--- Start of Information given ---

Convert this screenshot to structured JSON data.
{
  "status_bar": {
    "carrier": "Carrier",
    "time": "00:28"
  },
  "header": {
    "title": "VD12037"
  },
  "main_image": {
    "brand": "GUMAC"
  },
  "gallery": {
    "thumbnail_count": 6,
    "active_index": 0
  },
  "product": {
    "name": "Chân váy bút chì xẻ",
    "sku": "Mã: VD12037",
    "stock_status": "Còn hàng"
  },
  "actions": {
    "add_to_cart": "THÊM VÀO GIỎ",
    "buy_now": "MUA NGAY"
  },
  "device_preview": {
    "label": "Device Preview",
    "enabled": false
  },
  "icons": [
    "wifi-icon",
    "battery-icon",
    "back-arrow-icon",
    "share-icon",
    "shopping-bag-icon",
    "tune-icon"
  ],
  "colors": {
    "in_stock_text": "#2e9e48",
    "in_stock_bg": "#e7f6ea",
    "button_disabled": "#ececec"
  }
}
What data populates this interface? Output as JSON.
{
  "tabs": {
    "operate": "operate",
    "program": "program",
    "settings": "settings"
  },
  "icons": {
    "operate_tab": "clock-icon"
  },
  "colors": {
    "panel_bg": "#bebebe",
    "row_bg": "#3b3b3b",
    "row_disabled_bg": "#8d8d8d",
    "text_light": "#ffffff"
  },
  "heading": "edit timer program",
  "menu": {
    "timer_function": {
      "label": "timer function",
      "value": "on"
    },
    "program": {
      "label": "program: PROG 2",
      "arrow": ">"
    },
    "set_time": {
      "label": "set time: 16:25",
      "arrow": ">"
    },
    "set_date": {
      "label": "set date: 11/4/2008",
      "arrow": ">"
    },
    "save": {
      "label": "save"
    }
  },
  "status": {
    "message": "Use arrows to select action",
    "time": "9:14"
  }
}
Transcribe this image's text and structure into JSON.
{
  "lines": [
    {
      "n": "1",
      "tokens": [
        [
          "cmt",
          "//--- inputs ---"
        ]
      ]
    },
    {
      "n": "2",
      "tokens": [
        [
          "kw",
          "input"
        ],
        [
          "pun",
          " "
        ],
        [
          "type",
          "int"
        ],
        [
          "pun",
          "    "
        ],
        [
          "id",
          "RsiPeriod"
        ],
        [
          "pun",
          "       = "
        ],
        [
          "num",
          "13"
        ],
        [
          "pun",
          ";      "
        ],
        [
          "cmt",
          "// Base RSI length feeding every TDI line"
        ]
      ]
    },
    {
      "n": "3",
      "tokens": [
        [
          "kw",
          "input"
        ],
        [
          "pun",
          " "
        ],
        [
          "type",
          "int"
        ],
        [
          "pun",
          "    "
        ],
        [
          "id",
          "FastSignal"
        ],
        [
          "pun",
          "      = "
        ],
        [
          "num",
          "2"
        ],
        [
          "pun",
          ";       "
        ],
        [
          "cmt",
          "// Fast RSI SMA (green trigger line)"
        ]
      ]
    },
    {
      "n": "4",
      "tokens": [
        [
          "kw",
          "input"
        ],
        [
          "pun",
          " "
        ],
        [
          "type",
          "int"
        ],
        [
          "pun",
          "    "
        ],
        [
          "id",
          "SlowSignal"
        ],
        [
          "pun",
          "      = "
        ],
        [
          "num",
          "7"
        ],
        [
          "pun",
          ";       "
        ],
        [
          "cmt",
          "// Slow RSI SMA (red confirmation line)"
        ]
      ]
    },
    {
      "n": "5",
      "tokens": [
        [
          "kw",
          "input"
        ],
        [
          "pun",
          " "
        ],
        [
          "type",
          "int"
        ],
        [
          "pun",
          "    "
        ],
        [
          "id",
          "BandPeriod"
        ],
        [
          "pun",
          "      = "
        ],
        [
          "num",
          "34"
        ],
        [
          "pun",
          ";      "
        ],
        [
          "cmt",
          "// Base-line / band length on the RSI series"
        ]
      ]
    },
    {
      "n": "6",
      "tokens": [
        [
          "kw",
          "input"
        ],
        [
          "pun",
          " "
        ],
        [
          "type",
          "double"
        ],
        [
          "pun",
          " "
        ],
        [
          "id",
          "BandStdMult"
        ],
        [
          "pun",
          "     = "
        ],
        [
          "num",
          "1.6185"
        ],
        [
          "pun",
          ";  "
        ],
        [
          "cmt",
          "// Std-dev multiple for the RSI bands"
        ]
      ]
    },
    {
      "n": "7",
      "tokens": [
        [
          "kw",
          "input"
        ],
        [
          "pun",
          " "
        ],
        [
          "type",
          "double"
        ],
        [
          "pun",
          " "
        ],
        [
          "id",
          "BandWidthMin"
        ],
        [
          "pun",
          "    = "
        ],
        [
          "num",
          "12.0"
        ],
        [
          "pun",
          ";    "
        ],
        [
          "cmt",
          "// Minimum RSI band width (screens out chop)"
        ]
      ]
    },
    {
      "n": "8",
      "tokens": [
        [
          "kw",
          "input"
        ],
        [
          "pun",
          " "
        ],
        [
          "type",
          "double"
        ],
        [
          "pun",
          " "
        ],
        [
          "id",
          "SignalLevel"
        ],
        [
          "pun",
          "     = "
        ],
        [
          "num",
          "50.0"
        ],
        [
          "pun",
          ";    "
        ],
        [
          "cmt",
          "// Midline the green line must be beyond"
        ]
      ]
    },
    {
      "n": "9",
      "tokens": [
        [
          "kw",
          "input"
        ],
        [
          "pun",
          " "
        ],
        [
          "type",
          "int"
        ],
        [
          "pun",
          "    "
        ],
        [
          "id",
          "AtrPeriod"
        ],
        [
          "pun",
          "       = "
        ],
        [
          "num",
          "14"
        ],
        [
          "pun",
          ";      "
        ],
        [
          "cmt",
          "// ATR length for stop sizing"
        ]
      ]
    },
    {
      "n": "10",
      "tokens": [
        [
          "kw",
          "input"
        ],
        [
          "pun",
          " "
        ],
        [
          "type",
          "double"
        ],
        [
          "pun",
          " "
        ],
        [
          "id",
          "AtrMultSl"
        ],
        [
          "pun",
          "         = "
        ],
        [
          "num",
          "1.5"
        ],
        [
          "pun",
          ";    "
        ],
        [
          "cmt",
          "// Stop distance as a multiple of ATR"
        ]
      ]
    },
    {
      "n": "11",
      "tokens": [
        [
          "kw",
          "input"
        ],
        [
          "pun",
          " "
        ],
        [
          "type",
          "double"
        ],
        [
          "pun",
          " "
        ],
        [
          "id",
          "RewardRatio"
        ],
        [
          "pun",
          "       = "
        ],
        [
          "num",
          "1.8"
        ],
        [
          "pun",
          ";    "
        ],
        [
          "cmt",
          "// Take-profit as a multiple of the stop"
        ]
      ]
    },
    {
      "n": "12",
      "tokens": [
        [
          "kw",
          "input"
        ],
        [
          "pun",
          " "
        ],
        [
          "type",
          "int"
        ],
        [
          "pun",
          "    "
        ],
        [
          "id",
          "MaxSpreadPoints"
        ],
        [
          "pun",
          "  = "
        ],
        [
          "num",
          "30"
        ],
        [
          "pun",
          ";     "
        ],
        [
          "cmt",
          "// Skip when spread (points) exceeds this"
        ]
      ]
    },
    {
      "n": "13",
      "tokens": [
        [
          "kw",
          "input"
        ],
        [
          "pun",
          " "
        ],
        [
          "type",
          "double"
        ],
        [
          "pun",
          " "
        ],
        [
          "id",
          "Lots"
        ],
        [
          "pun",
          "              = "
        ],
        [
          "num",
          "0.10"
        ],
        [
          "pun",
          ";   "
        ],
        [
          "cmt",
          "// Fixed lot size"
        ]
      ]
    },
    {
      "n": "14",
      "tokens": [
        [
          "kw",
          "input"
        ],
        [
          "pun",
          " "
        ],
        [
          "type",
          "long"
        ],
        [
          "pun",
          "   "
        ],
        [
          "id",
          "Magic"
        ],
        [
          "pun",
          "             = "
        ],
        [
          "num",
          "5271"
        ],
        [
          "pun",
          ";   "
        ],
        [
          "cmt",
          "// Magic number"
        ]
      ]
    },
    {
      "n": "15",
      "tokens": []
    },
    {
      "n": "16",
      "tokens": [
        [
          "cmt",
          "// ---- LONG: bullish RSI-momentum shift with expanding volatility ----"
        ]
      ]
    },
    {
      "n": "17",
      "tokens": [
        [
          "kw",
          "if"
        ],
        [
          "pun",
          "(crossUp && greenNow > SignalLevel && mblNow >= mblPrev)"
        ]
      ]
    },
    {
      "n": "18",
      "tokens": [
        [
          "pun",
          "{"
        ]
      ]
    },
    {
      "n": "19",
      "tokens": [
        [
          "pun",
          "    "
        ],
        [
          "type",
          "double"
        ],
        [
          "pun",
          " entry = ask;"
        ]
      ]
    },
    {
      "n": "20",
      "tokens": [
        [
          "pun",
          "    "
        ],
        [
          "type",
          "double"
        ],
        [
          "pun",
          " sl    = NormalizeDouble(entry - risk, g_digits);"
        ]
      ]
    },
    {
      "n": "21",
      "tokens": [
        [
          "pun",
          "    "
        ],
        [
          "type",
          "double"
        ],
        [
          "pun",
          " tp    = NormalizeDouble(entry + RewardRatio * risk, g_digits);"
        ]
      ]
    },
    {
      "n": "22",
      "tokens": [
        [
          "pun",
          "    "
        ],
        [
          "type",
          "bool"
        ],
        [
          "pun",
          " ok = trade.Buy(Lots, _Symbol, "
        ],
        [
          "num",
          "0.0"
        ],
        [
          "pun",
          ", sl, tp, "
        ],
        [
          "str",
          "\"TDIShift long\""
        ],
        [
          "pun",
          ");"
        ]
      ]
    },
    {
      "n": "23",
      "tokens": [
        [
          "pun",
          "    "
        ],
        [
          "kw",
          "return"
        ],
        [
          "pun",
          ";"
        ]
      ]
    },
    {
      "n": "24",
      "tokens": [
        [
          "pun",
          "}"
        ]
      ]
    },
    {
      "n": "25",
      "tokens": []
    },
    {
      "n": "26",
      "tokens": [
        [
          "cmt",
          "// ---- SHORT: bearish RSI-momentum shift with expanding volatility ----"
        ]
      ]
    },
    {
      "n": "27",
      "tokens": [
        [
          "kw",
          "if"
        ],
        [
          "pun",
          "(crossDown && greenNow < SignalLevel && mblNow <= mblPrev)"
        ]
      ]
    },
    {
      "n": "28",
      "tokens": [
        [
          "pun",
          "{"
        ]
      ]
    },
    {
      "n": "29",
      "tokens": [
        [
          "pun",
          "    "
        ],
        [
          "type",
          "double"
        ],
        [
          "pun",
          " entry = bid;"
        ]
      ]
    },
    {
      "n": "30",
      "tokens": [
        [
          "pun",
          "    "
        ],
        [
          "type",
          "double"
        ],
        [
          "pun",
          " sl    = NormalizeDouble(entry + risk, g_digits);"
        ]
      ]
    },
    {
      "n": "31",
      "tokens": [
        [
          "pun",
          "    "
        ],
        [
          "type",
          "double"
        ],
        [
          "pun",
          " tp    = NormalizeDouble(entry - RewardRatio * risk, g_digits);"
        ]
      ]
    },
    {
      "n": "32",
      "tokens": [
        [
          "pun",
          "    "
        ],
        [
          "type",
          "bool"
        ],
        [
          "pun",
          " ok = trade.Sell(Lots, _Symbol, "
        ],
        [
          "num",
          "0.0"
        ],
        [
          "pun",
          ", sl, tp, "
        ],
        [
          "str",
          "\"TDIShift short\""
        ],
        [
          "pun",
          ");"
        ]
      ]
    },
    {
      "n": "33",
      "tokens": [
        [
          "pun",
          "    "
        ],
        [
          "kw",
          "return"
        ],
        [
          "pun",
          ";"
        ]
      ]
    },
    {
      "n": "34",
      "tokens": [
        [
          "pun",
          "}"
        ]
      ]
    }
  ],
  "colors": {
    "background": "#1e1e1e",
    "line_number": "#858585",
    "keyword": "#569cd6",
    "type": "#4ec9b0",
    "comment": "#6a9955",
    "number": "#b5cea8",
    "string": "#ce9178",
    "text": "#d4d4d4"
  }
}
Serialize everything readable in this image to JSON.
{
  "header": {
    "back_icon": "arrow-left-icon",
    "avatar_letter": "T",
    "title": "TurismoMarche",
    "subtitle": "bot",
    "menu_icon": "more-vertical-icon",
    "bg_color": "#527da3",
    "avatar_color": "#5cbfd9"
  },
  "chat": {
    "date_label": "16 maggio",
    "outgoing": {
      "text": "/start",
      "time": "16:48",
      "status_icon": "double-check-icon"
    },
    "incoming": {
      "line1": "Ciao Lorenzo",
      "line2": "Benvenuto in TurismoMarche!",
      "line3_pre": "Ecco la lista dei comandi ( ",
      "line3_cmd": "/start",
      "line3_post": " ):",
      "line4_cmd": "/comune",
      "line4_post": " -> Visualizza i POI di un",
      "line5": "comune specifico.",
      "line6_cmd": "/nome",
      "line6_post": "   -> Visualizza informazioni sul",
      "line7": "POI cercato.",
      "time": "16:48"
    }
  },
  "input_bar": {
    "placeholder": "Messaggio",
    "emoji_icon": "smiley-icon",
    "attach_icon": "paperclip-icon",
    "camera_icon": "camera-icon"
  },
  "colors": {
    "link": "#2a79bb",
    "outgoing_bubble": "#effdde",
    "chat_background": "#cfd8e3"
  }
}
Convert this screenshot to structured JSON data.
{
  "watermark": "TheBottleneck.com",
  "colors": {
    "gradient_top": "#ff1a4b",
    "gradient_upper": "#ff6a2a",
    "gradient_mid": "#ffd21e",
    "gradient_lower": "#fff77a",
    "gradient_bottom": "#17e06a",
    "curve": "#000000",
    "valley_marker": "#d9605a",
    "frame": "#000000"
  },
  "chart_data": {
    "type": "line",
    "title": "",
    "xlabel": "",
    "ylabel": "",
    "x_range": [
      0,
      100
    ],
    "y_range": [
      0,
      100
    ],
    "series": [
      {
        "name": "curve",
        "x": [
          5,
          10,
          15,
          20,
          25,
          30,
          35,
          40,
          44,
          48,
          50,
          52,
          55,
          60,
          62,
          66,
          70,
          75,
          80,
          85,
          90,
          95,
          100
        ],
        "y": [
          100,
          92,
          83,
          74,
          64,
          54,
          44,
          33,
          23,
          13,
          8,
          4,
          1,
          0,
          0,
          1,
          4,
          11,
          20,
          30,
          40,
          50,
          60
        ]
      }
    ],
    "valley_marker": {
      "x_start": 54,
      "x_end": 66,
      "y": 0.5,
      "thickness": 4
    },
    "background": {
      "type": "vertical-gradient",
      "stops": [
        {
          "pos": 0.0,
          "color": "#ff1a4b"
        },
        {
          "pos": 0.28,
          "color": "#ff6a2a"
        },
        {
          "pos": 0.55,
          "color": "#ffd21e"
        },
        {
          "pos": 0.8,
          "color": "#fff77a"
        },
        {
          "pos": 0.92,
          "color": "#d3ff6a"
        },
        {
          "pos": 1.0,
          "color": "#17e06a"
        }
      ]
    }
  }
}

--- End of Information given ---

**Work to complete**
Each line that has the word "with" should be copied.

**Exercise response**
          "// ---- LONG: bullish RSI-momentum shift with expanding volatility ----"
          "// ---- SHORT: bearish RSI-momentum shift with expanding volatility ----"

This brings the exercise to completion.